» **DO THIS**
Retype each line of the material exactly, please, skipping any picture in it.
====== RECORDS FOR THE TASK
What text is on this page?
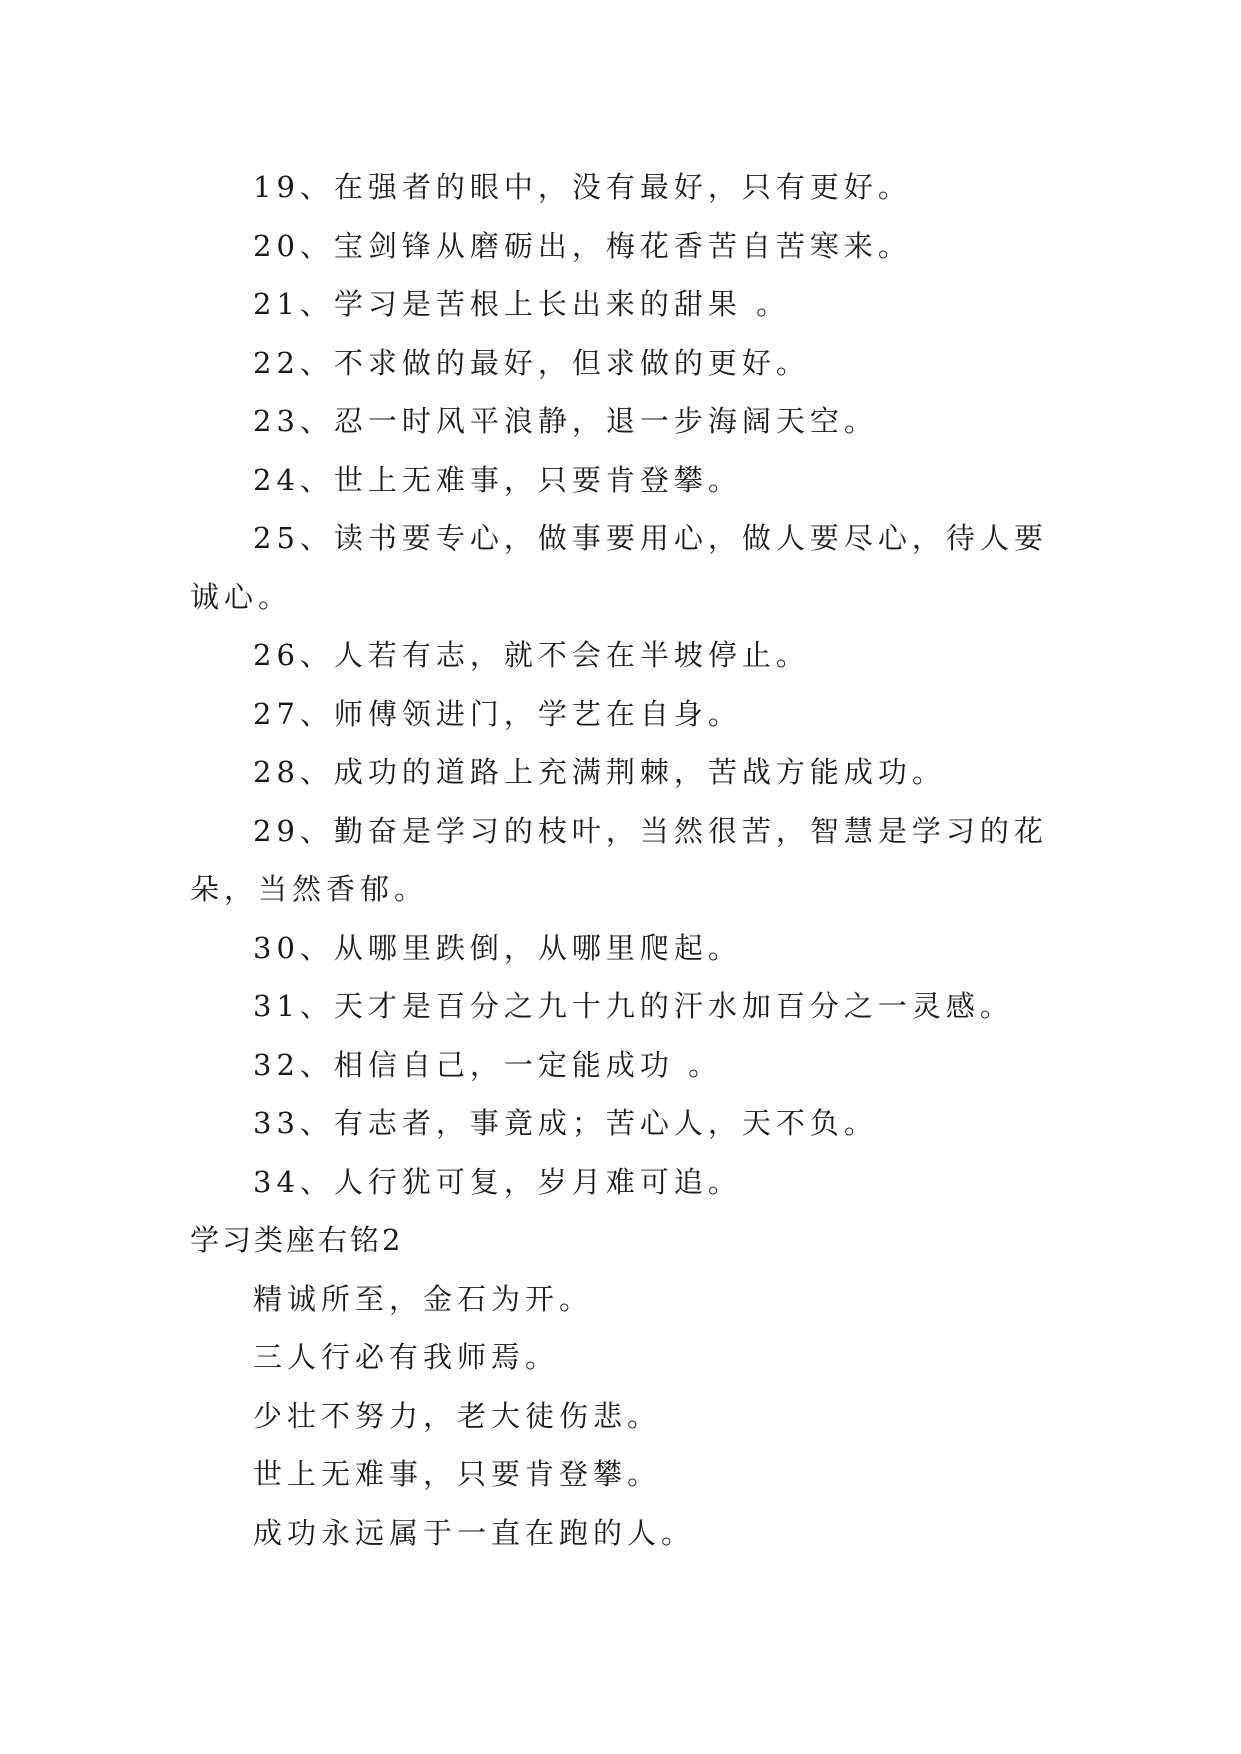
19、在强者的眼中，没有最好，只有更好。

20、宝剑锋从磨砺出，梅花香苦自苦寒来。

21、学习是苦根上长出来的甜果 。

22、不求做的最好，但求做的更好。

23、忍一时风平浪静，退一步海阔天空。

24、世上无难事，只要肯登攀。

25、读书要专心，做事要用心，做人要尽心，待人要诚心。

26、人若有志，就不会在半坡停止。

27、师傅领进门，学艺在自身。

28、成功的道路上充满荆棘，苦战方能成功。

29、勤奋是学习的枝叶，当然很苦，智慧是学习的花朵，当然香郁。

30、从哪里跌倒，从哪里爬起。

31、天才是百分之九十九的汗水加百分之一灵感。

32、相信自己，一定能成功 。

33、有志者，事竟成；苦心人，天不负。

34、人行犹可复，岁月难可追。

学习类座右铭2

精诚所至，金石为开。

三人行必有我师焉。

少壮不努力，老大徒伤悲。

世上无难事，只要肯登攀。

成功永远属于一直在跑的人。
============
» **EXERCISE SOLUTION**
What text is on this page?
19、在强者的眼中，没有最好，只有更好。

20、宝剑锋从磨砺出，梅花香苦自苦寒来。

21、学习是苦根上长出来的甜果 。

22、不求做的最好，但求做的更好。

23、忍一时风平浪静，退一步海阔天空。

24、世上无难事，只要肯登攀。

25、读书要专心，做事要用心，做人要尽心，待人要诚心。

26、人若有志，就不会在半坡停止。

27、师傅领进门，学艺在自身。

28、成功的道路上充满荆棘，苦战方能成功。

29、勤奋是学习的枝叶，当然很苦，智慧是学习的花朵，当然香郁。

30、从哪里跌倒，从哪里爬起。

31、天才是百分之九十九的汗水加百分之一灵感。

32、相信自己，一定能成功 。

33、有志者，事竟成；苦心人，天不负。

34、人行犹可复，岁月难可追。

学习类座右铭2

精诚所至，金石为开。

三人行必有我师焉。

少壮不努力，老大徒伤悲。

世上无难事，只要肯登攀。

成功永远属于一直在跑的人。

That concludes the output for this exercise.